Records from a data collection
__________________________________________________

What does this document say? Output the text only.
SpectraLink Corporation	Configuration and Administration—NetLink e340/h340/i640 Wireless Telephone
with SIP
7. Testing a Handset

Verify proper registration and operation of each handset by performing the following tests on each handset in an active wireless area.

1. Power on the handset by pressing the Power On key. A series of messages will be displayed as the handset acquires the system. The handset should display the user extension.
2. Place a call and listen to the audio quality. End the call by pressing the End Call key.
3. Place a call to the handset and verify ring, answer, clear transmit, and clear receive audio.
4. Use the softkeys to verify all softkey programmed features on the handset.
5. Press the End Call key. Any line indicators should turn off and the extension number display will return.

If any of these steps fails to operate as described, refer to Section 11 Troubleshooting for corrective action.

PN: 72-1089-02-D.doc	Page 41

__________________________________________________

- _Given instruction_: Copy all lines above containing the string "audio".

- _Exercise result_:
2. Place a call and listen to the audio quality. End the call by pressing the End Call key.
3. Place a call to the handset and verify ring, answer, clear transmit, and clear receive audio.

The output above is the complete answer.